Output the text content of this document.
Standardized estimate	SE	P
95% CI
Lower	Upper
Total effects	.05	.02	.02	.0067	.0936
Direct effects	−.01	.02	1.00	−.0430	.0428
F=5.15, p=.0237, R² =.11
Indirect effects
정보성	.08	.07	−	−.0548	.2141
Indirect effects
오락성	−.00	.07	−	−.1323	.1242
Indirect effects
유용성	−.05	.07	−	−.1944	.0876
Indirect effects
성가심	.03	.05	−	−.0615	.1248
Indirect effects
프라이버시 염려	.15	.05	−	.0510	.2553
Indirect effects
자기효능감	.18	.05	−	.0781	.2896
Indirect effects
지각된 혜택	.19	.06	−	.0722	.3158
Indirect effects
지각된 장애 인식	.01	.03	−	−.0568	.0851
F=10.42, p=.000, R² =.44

◆ ◆ ◆

• Task to complete: Retype the data in full and match it exactly.

• Result below:
Output the text content of this document.
Standardized estimate	SE	P
95% CI
Lower	Upper
Total effects	.05	.02	.02	.0067	.0936
Direct effects	−.01	.02	1.00	−.0430	.0428
F=5.15, p=.0237, R² =.11
Indirect effects
정보성	.08	.07	−	−.0548	.2141
Indirect effects
오락성	−.00	.07	−	−.1323	.1242
Indirect effects
유용성	−.05	.07	−	−.1944	.0876
Indirect effects
성가심	.03	.05	−	−.0615	.1248
Indirect effects
프라이버시 염려	.15	.05	−	.0510	.2553
Indirect effects
자기효능감	.18	.05	−	.0781	.2896
Indirect effects
지각된 혜택	.19	.06	−	.0722	.3158
Indirect effects
지각된 장애 인식	.01	.03	−	−.0568	.0851
F=10.42, p=.000, R² =.44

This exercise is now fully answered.